• Exercises
**a)** In the interview about the Sãrindar plan, where did Gaddafi build his second production facility?
**b)** Write the next part of the interview about the Sãrindar plan, picking up right after its final line.

FP: So was any Sãrindar plan activated?

Pacepa: Certainly. The minimal version of the Sãrindar plan I made for Libya’s Gaddafi. Soon after I was granted political asylum in the US, Gaddafi staged a fire at the secret chemical weapons facility I knew about (the cellar underneath the Rabta chemical complex). To be sure the CIA satellites would notice that fire and cross that target off its list, he created a huge cloud of black smoke by burning truckloads of tires and painting scorch marks on the facility. That was written in the Sãrindar plan. To be on the safe side, Gaddafi also built a second production facility, this time placed some 100 feet underground in the hollowed-out Tarhunah Mountain, south of Tripoli. That was not in the Sãrindar plan.

FP: It is undeniable, therefore, that Saddam had WMDs, right?

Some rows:
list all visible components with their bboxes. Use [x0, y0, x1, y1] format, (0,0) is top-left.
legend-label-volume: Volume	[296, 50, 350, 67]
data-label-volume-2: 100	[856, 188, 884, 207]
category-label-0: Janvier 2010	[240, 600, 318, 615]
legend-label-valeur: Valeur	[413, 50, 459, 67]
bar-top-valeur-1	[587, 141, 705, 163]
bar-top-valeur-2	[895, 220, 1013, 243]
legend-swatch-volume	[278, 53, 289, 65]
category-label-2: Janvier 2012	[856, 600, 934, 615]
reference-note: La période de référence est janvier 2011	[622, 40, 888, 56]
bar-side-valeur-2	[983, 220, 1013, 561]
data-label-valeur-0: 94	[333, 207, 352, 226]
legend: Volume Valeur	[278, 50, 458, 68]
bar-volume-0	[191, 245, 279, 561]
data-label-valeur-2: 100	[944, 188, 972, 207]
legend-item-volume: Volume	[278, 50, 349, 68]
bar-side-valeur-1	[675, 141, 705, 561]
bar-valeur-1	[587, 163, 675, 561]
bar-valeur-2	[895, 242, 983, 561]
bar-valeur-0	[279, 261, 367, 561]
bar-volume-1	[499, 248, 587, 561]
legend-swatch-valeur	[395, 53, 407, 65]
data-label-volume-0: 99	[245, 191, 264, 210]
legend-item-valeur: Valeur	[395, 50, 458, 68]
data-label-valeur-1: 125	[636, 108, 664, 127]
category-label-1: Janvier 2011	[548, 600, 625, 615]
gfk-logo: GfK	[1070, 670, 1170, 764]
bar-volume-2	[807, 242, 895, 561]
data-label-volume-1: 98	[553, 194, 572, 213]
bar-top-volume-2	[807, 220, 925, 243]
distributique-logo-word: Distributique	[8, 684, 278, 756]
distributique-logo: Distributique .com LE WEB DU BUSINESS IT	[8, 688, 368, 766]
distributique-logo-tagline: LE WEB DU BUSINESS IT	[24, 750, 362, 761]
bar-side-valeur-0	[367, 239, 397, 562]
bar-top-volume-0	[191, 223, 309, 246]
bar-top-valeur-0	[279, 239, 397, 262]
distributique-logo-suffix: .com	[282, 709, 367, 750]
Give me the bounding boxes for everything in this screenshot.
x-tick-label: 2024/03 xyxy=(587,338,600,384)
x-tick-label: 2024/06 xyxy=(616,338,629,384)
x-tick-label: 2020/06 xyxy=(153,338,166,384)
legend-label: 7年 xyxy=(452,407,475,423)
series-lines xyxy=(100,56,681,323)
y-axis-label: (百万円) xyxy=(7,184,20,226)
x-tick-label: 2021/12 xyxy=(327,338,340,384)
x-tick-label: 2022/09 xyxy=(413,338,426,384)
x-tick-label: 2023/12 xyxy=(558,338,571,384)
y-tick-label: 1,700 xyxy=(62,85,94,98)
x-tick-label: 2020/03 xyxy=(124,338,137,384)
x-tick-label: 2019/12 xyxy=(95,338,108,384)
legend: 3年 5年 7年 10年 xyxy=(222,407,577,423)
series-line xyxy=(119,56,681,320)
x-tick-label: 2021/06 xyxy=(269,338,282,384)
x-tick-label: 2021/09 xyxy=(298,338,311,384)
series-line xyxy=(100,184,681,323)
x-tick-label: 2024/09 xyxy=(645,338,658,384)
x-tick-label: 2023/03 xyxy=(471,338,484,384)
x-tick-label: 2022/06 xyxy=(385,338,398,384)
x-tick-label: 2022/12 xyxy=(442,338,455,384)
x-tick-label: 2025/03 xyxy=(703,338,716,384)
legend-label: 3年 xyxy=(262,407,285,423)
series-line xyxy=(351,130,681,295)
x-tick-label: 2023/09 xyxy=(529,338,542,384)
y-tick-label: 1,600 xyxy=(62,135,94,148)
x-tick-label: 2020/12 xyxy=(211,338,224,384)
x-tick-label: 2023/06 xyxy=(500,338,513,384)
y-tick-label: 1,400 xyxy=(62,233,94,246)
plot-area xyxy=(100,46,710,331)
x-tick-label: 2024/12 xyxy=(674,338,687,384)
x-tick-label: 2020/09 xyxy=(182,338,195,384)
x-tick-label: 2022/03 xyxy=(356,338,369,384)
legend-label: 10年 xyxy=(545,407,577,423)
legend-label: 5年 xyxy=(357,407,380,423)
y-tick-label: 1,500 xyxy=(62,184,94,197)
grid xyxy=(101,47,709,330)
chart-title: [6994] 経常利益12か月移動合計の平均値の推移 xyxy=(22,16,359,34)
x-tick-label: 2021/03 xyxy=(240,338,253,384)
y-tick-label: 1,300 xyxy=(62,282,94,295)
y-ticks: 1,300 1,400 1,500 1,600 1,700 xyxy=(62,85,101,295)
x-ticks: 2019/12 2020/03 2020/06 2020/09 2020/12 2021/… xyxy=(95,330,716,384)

• Answers given
**a)** About 100 feet underground in the hollowed-out Tarhunah Mountain, south of Tripoli.

**b)**
Pacepa: In the early 1970s, the Kremlin established a “socialist division of labor” for persuading the governments of Iraq and Libya to join the terrorist war against the US. KGB chairman Yury Andropov (who would later become the leader of the Soviet Union), told me that either of those two countries could inflict more damage on the Americans than could the Red Brigades, the Baader-Meinhof group and all other terrorist organizations taken together. The governments of those Arab countries, Andropov explained, not only had inexhaustible financial resources (read: oil), but they also had huge intelligence services that were being run by “our razvedka advisers” and could extend their tentacles to every corner of the earth. There was one major danger, though: by raising terrorism to the state level we risked American reprisal. Washington would never dispatch its airplanes and rockets to exterminate the Baader-Meinhof, but it might well deploy them to destroy a terrorist state. We therefore were also tasked to provide those countries secretly with weapons of mass destruction, because Andropov concluded that the Yankees would never attack a country that could retaliate with such deadly weapons.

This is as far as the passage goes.